◆ Task to complete: Produce an exact copy of the lines from the line containing "What text is on this page?" through the last line of the entries below, and only those lines.

◆ Extracted information:
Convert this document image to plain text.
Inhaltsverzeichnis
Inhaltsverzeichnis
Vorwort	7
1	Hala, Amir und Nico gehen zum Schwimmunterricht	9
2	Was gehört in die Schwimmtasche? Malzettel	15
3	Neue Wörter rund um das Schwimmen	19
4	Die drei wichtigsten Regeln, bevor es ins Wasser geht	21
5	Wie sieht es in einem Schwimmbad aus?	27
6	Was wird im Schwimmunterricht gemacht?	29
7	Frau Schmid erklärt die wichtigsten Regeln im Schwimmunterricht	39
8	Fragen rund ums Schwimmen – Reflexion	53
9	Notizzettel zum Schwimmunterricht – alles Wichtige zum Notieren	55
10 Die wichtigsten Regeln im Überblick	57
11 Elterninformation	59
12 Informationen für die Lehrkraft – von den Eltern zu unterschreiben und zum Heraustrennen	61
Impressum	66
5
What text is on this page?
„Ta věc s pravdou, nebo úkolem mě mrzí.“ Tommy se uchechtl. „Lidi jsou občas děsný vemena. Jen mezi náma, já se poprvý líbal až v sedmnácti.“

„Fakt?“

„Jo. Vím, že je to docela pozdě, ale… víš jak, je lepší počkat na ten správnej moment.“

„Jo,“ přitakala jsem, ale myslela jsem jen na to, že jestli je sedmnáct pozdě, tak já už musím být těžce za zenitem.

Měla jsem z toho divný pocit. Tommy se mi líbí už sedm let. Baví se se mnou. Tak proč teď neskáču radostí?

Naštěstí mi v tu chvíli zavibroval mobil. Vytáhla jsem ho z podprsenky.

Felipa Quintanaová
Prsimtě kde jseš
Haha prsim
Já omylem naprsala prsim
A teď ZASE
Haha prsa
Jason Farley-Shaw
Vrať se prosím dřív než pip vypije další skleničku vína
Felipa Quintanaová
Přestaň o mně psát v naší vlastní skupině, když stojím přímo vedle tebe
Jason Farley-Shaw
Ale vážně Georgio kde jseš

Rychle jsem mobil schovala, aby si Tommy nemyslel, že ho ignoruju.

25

◆ In response:
What text is on this page?
„Ta věc s pravdou, nebo úkolem mě mrzí.“ Tommy se uchechtl. „Lidi jsou občas děsný vemena. Jen mezi náma, já se poprvý líbal až v sedmnácti.“

„Fakt?“

„Jo. Vím, že je to docela pozdě, ale… víš jak, je lepší počkat na ten správnej moment.“

„Jo,“ přitakala jsem, ale myslela jsem jen na to, že jestli je sedmnáct pozdě, tak já už musím být těžce za zenitem.

Měla jsem z toho divný pocit. Tommy se mi líbí už sedm let. Baví se se mnou. Tak proč teď neskáču radostí?

Naštěstí mi v tu chvíli zavibroval mobil. Vytáhla jsem ho z podprsenky.

Felipa Quintanaová
Prsimtě kde jseš
Haha prsim
Já omylem naprsala prsim
A teď ZASE
Haha prsa
Jason Farley-Shaw
Vrať se prosím dřív než pip vypije další skleničku vína
Felipa Quintanaová
Přestaň o mně psát v naší vlastní skupině, když stojím přímo vedle tebe
Jason Farley-Shaw
Ale vážně Georgio kde jseš

Rychle jsem mobil schovala, aby si Tommy nemyslel, že ho ignoruju.

25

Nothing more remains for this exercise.